[Stated goal] Which lines in the records below contain the word "series"? Copy each of them.

[Supplied material]
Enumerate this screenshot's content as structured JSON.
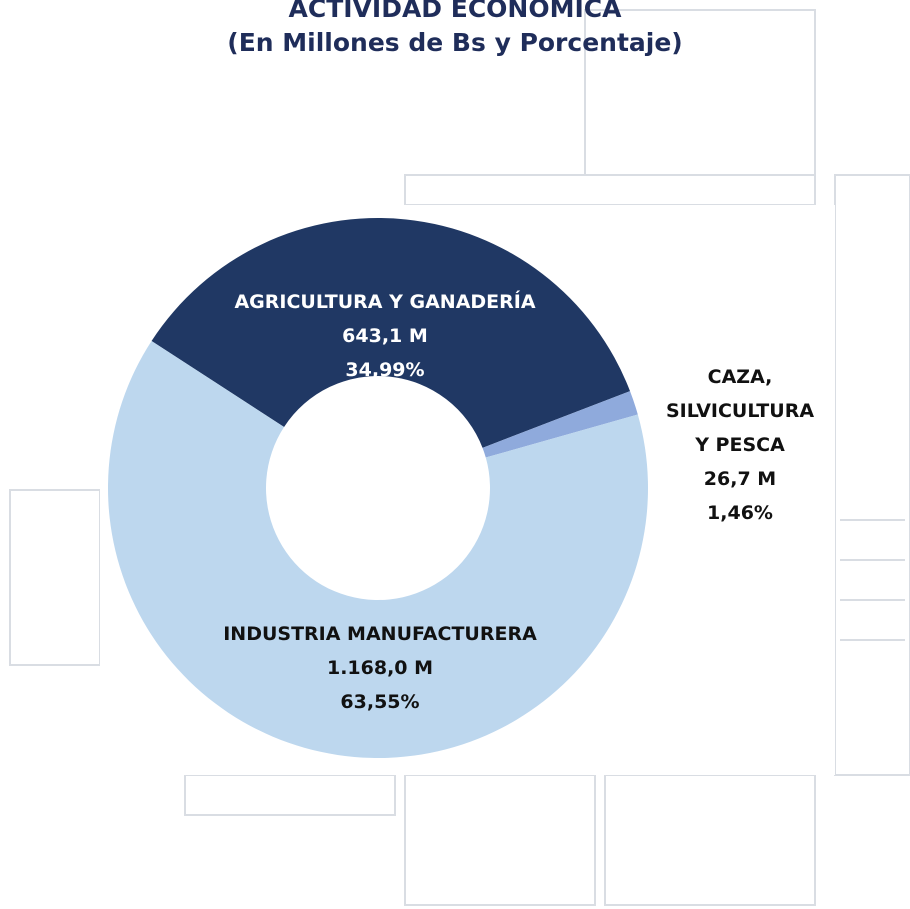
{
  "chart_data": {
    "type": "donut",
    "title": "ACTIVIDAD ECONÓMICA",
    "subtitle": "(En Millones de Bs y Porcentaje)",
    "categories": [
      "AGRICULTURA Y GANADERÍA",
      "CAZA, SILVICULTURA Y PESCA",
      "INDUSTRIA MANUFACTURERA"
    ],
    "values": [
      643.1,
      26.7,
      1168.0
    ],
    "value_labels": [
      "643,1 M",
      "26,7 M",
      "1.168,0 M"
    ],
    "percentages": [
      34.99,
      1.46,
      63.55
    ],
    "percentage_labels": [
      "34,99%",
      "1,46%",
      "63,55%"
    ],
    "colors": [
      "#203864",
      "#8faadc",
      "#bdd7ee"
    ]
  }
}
==
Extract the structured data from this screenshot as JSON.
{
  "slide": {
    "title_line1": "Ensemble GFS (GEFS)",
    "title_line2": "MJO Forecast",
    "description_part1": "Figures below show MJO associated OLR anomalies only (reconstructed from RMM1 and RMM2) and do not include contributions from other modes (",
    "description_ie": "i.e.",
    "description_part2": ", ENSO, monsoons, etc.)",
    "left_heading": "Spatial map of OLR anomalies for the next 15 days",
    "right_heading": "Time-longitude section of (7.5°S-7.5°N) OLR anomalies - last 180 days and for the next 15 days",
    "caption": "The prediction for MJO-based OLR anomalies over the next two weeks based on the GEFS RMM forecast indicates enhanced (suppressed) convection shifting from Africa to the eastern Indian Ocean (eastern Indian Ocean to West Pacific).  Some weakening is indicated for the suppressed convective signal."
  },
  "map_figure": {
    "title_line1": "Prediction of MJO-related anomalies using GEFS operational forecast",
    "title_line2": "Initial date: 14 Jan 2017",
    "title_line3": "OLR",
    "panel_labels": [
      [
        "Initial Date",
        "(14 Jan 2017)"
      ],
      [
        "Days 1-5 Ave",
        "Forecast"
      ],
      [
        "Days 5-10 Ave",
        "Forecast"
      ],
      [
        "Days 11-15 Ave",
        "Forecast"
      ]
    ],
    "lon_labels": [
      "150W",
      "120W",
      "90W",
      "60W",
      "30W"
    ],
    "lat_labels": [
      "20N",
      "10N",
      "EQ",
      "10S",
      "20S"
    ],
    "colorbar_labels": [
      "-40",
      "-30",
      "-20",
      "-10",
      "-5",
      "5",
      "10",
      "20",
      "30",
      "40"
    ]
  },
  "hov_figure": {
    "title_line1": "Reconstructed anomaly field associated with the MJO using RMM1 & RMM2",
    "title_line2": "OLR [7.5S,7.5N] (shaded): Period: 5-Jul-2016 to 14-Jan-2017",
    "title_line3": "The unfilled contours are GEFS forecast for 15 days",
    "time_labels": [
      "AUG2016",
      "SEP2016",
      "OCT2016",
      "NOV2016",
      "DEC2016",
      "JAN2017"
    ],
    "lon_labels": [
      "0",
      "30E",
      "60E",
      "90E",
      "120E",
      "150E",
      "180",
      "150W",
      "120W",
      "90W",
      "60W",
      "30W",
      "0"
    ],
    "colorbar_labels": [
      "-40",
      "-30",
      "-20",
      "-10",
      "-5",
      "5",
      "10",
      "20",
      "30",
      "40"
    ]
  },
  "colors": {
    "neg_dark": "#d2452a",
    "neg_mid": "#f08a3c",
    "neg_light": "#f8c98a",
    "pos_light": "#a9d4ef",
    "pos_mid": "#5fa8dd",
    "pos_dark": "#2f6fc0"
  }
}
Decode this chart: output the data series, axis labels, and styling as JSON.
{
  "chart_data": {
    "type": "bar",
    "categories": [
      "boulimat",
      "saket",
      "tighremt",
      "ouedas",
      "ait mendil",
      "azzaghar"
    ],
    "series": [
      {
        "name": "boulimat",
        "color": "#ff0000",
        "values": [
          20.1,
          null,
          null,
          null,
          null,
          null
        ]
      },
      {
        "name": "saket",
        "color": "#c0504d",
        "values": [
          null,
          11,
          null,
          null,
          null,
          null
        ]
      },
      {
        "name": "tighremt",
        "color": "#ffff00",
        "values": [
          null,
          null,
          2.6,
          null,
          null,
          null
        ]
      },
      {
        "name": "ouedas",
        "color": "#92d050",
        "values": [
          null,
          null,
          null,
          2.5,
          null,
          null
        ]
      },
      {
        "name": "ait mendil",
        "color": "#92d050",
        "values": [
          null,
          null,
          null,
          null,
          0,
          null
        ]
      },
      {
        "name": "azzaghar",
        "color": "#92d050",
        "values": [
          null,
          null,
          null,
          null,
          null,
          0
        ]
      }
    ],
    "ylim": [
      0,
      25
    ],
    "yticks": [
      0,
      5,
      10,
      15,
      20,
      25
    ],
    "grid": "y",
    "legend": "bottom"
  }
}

[Solved exercise]
Decode this chart: output the data series, axis labels, and styling as JSON.
    "series": [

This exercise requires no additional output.